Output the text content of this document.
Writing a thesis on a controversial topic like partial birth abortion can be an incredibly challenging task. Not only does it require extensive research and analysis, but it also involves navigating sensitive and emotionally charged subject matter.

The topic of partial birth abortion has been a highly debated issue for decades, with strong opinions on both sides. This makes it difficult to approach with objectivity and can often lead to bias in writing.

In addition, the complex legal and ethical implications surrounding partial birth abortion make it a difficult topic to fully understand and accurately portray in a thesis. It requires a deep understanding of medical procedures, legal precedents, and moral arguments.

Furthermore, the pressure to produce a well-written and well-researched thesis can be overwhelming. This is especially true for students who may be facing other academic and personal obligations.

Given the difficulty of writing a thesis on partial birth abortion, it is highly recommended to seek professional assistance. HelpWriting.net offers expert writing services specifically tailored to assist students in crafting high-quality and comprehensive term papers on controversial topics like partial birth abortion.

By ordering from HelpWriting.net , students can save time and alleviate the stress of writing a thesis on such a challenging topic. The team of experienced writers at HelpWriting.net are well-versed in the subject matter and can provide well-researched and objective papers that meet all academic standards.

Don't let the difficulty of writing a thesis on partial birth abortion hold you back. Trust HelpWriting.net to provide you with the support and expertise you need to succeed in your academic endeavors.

*Work to do:* Extract each line from the listing above, please, and repeat it exactly.

*Solution:*
Output the text content of this document.
Writing a thesis on a controversial topic like partial birth abortion can be an incredibly challenging task. Not only does it require extensive research and analysis, but it also involves navigating sensitive and emotionally charged subject matter.

The topic of partial birth abortion has been a highly debated issue for decades, with strong opinions on both sides. This makes it difficult to approach with objectivity and can often lead to bias in writing.

In addition, the complex legal and ethical implications surrounding partial birth abortion make it a difficult topic to fully understand and accurately portray in a thesis. It requires a deep understanding of medical procedures, legal precedents, and moral arguments.

Furthermore, the pressure to produce a well-written and well-researched thesis can be overwhelming. This is especially true for students who may be facing other academic and personal obligations.

Given the difficulty of writing a thesis on partial birth abortion, it is highly recommended to seek professional assistance. HelpWriting.net offers expert writing services specifically tailored to assist students in crafting high-quality and comprehensive term papers on controversial topics like partial birth abortion.

By ordering from HelpWriting.net , students can save time and alleviate the stress of writing a thesis on such a challenging topic. The team of experienced writers at HelpWriting.net are well-versed in the subject matter and can provide well-researched and objective papers that meet all academic standards.

Don't let the difficulty of writing a thesis on partial birth abortion hold you back. Trust HelpWriting.net to provide you with the support and expertise you need to succeed in your academic endeavors.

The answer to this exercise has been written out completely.